::: Supplied data

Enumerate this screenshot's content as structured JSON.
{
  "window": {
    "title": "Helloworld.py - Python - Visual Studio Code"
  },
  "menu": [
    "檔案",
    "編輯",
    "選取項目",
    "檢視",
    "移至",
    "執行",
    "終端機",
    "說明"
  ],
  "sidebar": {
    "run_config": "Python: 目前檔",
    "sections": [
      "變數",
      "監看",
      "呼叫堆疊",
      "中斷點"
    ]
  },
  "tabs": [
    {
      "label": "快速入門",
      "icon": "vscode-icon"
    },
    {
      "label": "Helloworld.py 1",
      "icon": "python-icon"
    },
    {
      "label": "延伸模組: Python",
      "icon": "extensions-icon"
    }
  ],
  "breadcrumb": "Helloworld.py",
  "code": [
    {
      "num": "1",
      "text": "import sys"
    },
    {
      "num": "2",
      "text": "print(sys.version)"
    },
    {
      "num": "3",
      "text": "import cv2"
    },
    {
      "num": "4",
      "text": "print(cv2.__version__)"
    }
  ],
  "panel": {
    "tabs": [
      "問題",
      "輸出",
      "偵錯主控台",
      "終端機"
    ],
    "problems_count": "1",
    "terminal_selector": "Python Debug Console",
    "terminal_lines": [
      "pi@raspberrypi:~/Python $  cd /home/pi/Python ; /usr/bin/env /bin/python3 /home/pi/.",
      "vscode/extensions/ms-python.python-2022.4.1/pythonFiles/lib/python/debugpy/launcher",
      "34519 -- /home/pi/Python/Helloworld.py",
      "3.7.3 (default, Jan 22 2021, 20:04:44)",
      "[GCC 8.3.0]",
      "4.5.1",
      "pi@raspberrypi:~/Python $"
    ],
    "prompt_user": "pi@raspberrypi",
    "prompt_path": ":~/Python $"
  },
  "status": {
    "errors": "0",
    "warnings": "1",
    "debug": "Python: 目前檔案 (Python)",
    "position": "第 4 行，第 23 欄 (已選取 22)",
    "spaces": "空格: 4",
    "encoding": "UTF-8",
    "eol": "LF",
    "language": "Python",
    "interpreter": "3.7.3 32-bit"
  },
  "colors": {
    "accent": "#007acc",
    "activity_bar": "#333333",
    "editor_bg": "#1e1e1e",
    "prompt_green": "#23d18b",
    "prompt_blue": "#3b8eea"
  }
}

::::::
::: Supplied data

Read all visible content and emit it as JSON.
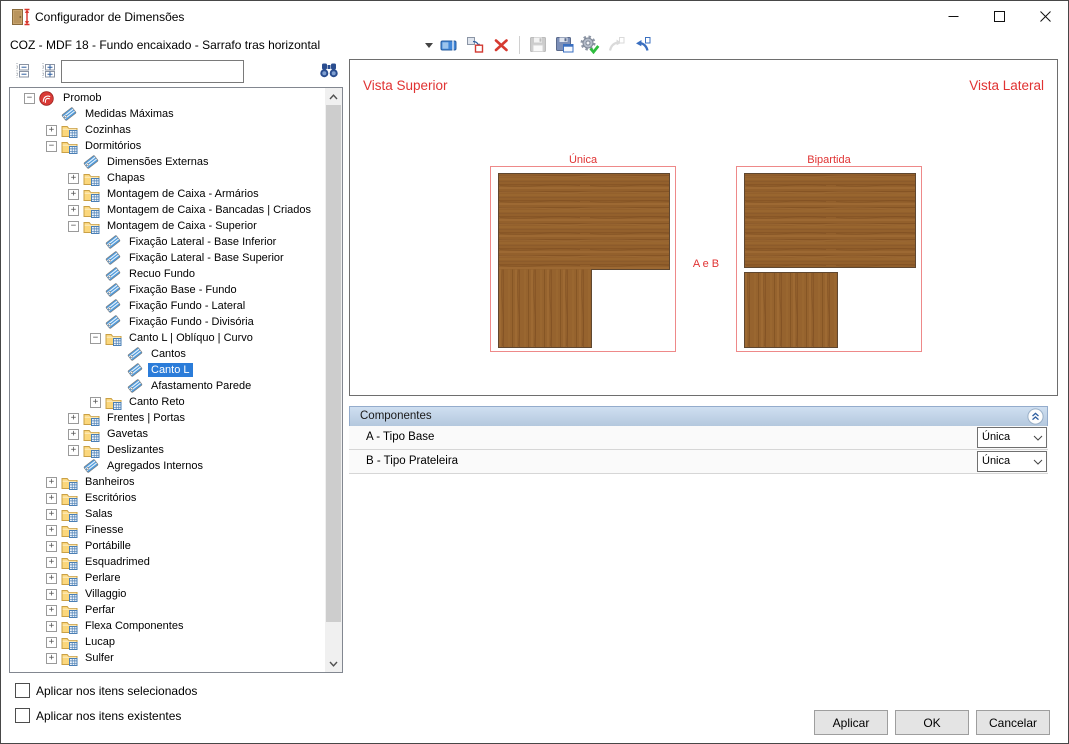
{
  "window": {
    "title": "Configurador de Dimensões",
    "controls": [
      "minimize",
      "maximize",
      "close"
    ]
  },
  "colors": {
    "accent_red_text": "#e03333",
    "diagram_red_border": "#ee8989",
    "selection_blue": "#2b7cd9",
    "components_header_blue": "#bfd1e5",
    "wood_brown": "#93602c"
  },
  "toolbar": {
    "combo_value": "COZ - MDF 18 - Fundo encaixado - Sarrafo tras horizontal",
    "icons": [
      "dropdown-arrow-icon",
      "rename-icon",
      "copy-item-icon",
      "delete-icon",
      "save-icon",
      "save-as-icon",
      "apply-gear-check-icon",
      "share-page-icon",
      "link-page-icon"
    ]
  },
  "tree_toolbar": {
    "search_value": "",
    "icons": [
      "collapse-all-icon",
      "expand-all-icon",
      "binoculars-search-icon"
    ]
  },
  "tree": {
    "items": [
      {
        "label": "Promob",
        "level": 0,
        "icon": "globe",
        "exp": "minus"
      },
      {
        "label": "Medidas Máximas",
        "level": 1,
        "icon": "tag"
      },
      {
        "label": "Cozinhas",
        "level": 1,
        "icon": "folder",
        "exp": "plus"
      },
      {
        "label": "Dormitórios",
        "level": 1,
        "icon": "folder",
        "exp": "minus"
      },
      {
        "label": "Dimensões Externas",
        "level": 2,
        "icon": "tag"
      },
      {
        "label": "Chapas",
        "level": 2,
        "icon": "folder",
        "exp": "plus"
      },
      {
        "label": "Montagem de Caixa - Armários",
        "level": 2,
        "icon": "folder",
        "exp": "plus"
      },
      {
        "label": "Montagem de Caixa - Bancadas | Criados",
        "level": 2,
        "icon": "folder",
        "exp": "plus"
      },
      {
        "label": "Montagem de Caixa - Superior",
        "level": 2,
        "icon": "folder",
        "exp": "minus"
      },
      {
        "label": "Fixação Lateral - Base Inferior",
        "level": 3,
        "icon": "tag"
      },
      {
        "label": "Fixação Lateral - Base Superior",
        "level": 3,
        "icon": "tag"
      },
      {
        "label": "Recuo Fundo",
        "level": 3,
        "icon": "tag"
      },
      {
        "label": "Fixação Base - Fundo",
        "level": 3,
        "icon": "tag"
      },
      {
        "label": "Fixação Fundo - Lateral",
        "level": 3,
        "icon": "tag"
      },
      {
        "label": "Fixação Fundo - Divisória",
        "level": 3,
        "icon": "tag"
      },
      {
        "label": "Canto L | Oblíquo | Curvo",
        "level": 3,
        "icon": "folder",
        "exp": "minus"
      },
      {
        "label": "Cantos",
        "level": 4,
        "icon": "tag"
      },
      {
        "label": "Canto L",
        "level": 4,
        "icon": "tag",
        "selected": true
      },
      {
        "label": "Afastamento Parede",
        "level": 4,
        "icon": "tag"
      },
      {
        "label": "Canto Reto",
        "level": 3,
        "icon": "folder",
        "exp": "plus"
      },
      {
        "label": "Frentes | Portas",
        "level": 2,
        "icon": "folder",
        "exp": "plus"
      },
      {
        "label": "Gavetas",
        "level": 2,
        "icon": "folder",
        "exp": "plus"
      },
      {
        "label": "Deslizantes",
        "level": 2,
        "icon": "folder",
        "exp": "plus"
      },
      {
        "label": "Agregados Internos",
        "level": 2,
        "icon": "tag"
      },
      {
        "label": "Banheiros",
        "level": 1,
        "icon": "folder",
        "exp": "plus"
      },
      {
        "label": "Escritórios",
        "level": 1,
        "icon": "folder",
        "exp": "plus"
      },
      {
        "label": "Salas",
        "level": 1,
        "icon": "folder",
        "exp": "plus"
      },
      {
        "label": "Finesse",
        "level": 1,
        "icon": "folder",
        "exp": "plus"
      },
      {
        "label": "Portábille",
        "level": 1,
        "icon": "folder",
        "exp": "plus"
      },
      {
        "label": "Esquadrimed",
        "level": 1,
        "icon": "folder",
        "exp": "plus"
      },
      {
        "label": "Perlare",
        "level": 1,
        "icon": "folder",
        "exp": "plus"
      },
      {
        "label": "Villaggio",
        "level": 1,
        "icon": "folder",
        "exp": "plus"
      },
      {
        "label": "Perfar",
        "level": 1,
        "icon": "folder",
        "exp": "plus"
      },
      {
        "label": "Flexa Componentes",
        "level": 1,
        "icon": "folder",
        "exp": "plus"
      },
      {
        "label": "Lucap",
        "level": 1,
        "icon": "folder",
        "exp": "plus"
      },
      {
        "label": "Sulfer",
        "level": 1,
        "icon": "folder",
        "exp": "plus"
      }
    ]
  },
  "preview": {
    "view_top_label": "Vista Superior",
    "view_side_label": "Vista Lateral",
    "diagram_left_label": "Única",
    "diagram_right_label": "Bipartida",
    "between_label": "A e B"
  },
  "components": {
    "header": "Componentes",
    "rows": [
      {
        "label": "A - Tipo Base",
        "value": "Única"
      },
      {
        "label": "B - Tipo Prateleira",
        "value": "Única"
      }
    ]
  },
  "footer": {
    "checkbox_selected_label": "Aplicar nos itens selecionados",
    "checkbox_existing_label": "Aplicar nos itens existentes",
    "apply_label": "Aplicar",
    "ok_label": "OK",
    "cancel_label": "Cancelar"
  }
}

::::::
::: Supplied data

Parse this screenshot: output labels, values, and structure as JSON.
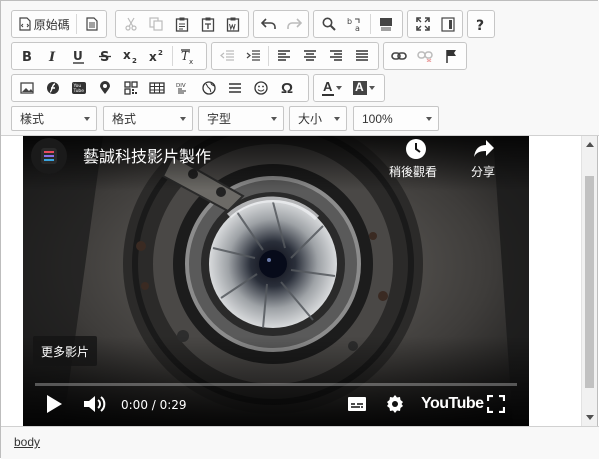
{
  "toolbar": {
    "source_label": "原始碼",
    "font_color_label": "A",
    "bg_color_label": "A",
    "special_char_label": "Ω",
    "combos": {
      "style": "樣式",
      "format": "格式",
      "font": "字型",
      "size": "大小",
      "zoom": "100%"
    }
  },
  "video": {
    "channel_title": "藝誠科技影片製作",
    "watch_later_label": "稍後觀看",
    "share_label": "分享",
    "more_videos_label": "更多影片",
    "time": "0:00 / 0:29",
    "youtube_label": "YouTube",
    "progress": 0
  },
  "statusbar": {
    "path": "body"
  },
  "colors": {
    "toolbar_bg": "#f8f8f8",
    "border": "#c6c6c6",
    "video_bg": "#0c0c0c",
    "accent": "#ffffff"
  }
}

::::::

### Set exercise
In the material above, find the lines that contain "Aplicar" and show them.

### Response
    "checkbox_selected_label": "Aplicar nos itens selecionados",
    "checkbox_existing_label": "Aplicar nos itens existentes",
    "apply_label": "Aplicar",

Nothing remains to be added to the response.